Task description: Select all lines with the string "hoped" in them, and copy those lines.

Records to use:

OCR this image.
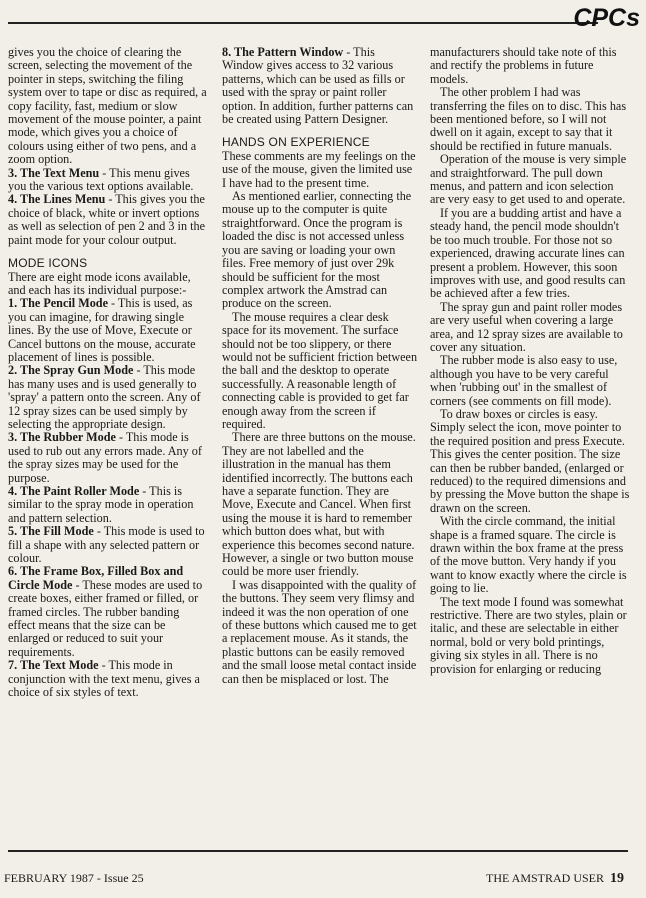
CPCs

gives you the choice of clearing the screen, selecting the movement of the pointer in steps, switching the filing system over to tape or disc as required, a copy facility, fast, medium or slow movement of the mouse pointer, a paint mode, which gives you a choice of colours using either of two pens, and a zoom option.

3. The Text Menu - This menu gives you the various text options available.

4. The Lines Menu - This gives you the choice of black, white or invert options as well as selection of pen 2 and 3 in the paint mode for your colour output.

MODE ICONS

There are eight mode icons available, and each has its individual purpose:-

1. The Pencil Mode - This is used, as you can imagine, for drawing single lines. By the use of Move, Execute or Cancel buttons on the mouse, accurate placement of lines is possible.

2. The Spray Gun Mode - This mode has many uses and is used generally to 'spray' a pattern onto the screen. Any of 12 spray sizes can be used simply by selecting the appropriate design.

3. The Rubber Mode - This mode is used to rub out any errors made. Any of the spray sizes may be used for the purpose.

4. The Paint Roller Mode - This is similar to the spray mode in operation and pattern selection.

5. The Fill Mode - This mode is used to fill a shape with any selected pattern or colour.

6. The Frame Box, Filled Box and Circle Mode - These modes are used to create boxes, either framed or filled, or framed circles. The rubber banding effect means that the size can be enlarged or reduced to suit your requirements.

7. The Text Mode - This mode in conjunction with the text menu, gives a choice of six styles of text.

8. The Pattern Window - This Window gives access to 32 various patterns, which can be used as fills or used with the spray or paint roller option. In addition, further patterns can be created using Pattern Designer.

HANDS ON EXPERIENCE

These comments are my feelings on the use of the mouse, given the limited use I have had to the present time.

As mentioned earlier, connecting the mouse up to the computer is quite straightforward. Once the program is loaded the disc is not accessed unless you are saving or loading your own files. Free memory of just over 29k should be sufficient for the most complex artwork the Amstrad can produce on the screen.

The mouse requires a clear desk space for its movement. The surface should not be too slippery, or there would not be sufficient friction between the ball and the desktop to operate successfully. A reasonable length of connecting cable is provided to get far enough away from the screen if required.

There are three buttons on the mouse. They are not labelled and the illustration in the manual has them identified incorrectly. The buttons each have a separate function. They are Move, Execute and Cancel. When first using the mouse it is hard to remember which button does what, but with experience this becomes second nature. However, a single or two button mouse could be more user friendly.

I was disappointed with the quality of the buttons. They seem very flimsy and indeed it was the non operation of one of these buttons which caused me to get a replacement mouse. As it stands, the plastic buttons can be easily removed and the small loose metal contact inside can then be misplaced or lost. The

manufacturers should take note of this and rectify the problems in future models.

The other problem I had was transferring the files on to disc. This has been mentioned before, so I will not dwell on it again, except to say that it should be rectified in future manuals.

Operation of the mouse is very simple and straightforward. The pull down menus, and pattern and icon selection are very easy to get used to and operate.

If you are a budding artist and have a steady hand, the pencil mode shouldn't be too much trouble. For those not so experienced, drawing accurate lines can present a problem. However, this soon improves with use, and good results can be achieved after a few tries.

The spray gun and paint roller modes are very useful when covering a large area, and 12 spray sizes are available to cover any situation.

The rubber mode is also easy to use, although you have to be very careful when 'rubbing out' in the smallest of corners (see comments on fill mode).

To draw boxes or circles is easy. Simply select the icon, move pointer to the required position and press Execute. This gives the center position. The size can then be rubber banded, (enlarged or reduced) to the required dimensions and by pressing the Move button the shape is drawn on the screen.

With the circle command, the initial shape is a framed square. The circle is drawn within the box frame at the press of the move button. Very handy if you want to know exactly where the circle is going to lie.

The text mode I found was somewhat restrictive. There are two styles, plain or italic, and these are selectable in either normal, bold or very bold printings, giving six styles in all. There is no provision for enlarging or reducing

FEBRUARY 1987 - Issue 25	THE AMSTRAD USER 19
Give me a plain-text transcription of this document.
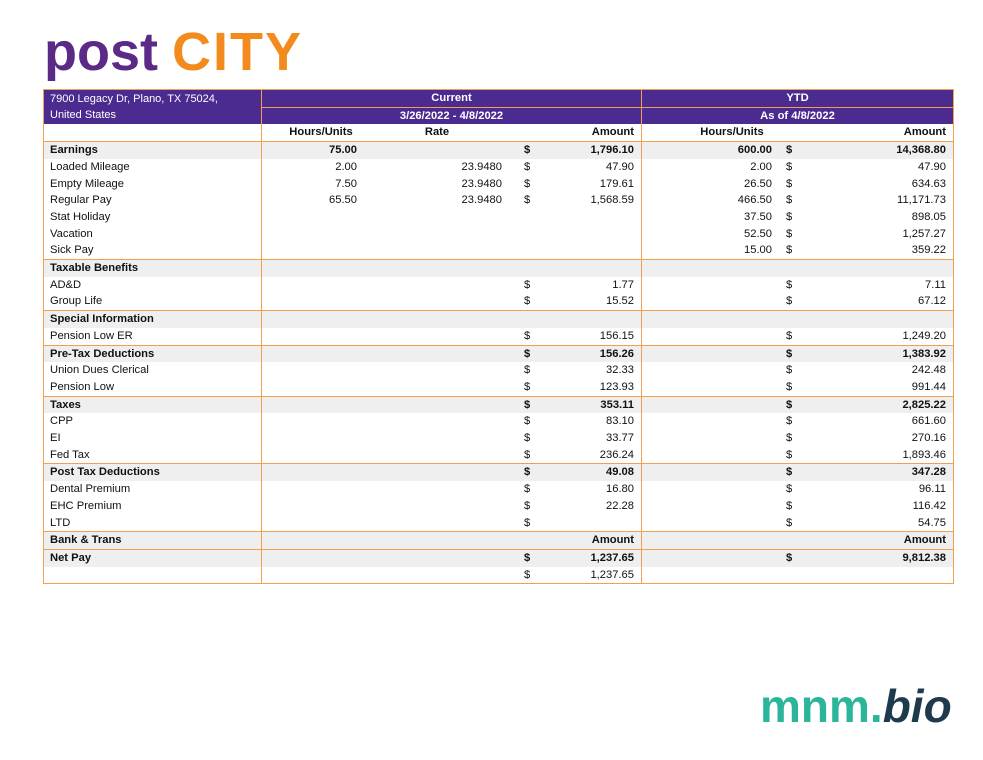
post CITY
7900 Legacy Dr, Plano, TX 75024,
United States	Current	YTD
	3/26/2022 - 4/8/2022	As of 4/8/2022

	Hours/Units Rate Amount	Hours/Units Amount

Earnings	75.00 $ 1,796.10	600.00 $ 14,368.80

Loaded Mileage	2.00 23.9480 $ 47.90	2.00 $ 47.90

Empty Mileage	7.50 23.9480 $ 179.61	26.50 $ 634.63

Regular Pay	65.50 23.9480 $ 1,568.59	466.50 $ 11,171.73

Stat Holiday		37.50 $ 898.05

Vacation		52.50 $ 1,257.27

Sick Pay		15.00 $ 359.22

Taxable Benefits	

AD&D	$ 1.77	$ 7.11

Group Life	$ 15.52	$ 67.12

Special Information	

Pension Low ER	$ 156.15	$ 1,249.20

Pre-Tax Deductions	$ 156.26	$ 1,383.92

Union Dues Clerical	$ 32.33	$ 242.48

Pension Low	$ 123.93	$ 991.44

Taxes	$ 353.11	$ 2,825.22

CPP	$ 83.10	$ 661.60

EI	$ 33.77	$ 270.16

Fed Tax	$ 236.24	$ 1,893.46

Post Tax Deductions	$ 49.08	$ 347.28

Dental Premium	$ 16.80	$ 96.11

EHC Premium	$ 22.28	$ 116.42

LTD	$	$ 54.75

Bank & Trans	Amount	Amount

Net Pay	$ 1,237.65	$ 9,812.38

	$ 1,237.65	

mnm.bio
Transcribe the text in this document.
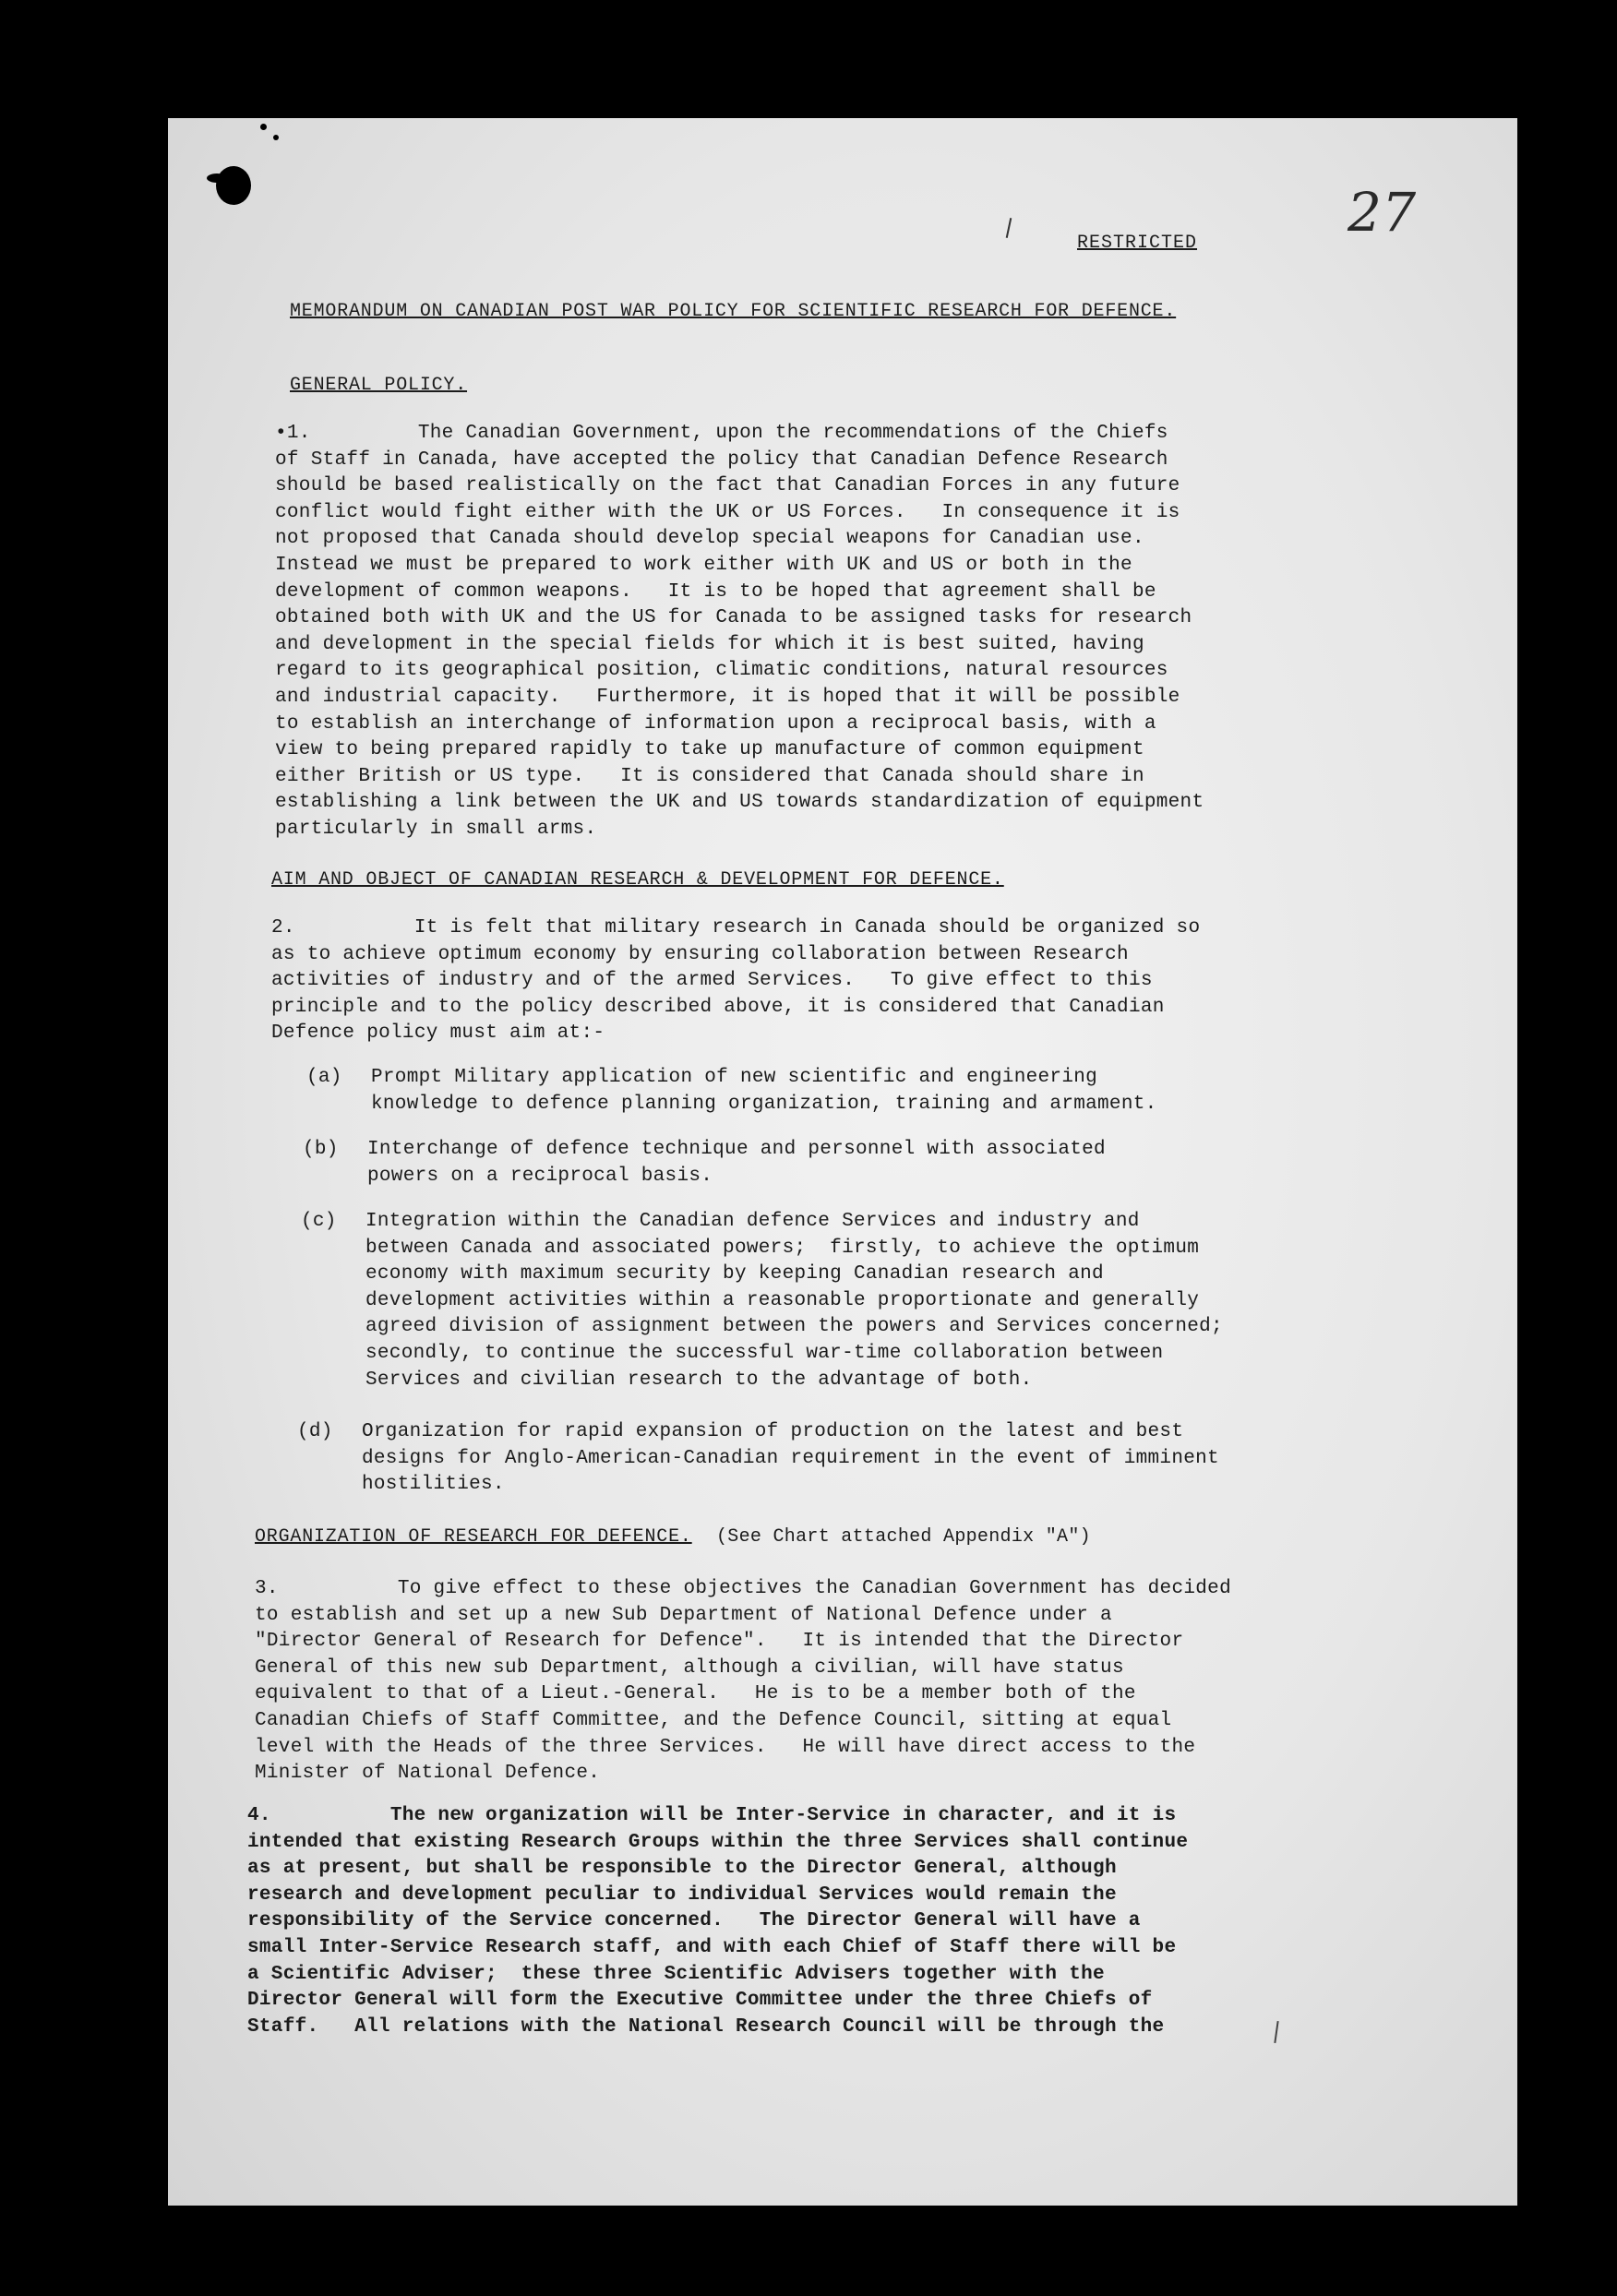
RESTRICTED	27
MEMORANDUM ON CANADIAN POST WAR POLICY FOR SCIENTIFIC RESEARCH FOR DEFENCE.
GENERAL POLICY.
•1.         The Canadian Government, upon the recommendations of the Chiefs
of Staff in Canada, have accepted the policy that Canadian Defence Research
should be based realistically on the fact that Canadian Forces in any future
conflict would fight either with the UK or US Forces.   In consequence it is
not proposed that Canada should develop special weapons for Canadian use.
Instead we must be prepared to work either with UK and US or both in the
development of common weapons.   It is to be hoped that agreement shall be
obtained both with UK and the US for Canada to be assigned tasks for research
and development in the special fields for which it is best suited, having
regard to its geographical position, climatic conditions, natural resources
and industrial capacity.   Furthermore, it is hoped that it will be possible
to establish an interchange of information upon a reciprocal basis, with a
view to being prepared rapidly to take up manufacture of common equipment
either British or US type.   It is considered that Canada should share in
establishing a link between the UK and US towards standardization of equipment
particularly in small arms.
AIM AND OBJECT OF CANADIAN RESEARCH & DEVELOPMENT FOR DEFENCE.
2.          It is felt that military research in Canada should be organized so
as to achieve optimum economy by ensuring collaboration between Research
activities of industry and of the armed Services.   To give effect to this
principle and to the policy described above, it is considered that Canadian
Defence policy must aim at:-
(a)	Prompt Military application of new scientific and engineering
knowledge to defence planning organization, training and armament.
(b)	Interchange of defence technique and personnel with associated
powers on a reciprocal basis.
(c)	Integration within the Canadian defence Services and industry and
between Canada and associated powers;  firstly, to achieve the optimum
economy with maximum security by keeping Canadian research and
development activities within a reasonable proportionate and generally
agreed division of assignment between the powers and Services concerned;
secondly, to continue the successful war-time collaboration between
Services and civilian research to the advantage of both.
(d)	Organization for rapid expansion of production on the latest and best
designs for Anglo-American-Canadian requirement in the event of imminent
hostilities.
ORGANIZATION OF RESEARCH FOR DEFENCE. (See Chart attached Appendix "A")
3.          To give effect to these objectives the Canadian Government has decided
to establish and set up a new Sub Department of National Defence under a
"Director General of Research for Defence".   It is intended that the Director
General of this new sub Department, although a civilian, will have status
equivalent to that of a Lieut.-General.   He is to be a member both of the
Canadian Chiefs of Staff Committee, and the Defence Council, sitting at equal
level with the Heads of the three Services.   He will have direct access to the
Minister of National Defence.
4.          The new organization will be Inter-Service in character, and it is
intended that existing Research Groups within the three Services shall continue
as at present, but shall be responsible to the Director General, although
research and development peculiar to individual Services would remain the
responsibility of the Service concerned.   The Director General will have a
small Inter-Service Research staff, and with each Chief of Staff there will be
a Scientific Adviser;  these three Scientific Advisers together with the
Director General will form the Executive Committee under the three Chiefs of
Staff.   All relations with the National Research Council will be through the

Output of the exercise:
development of common weapons.   It is to be hoped that agreement shall be
and industrial capacity.   Furthermore, it is hoped that it will be possible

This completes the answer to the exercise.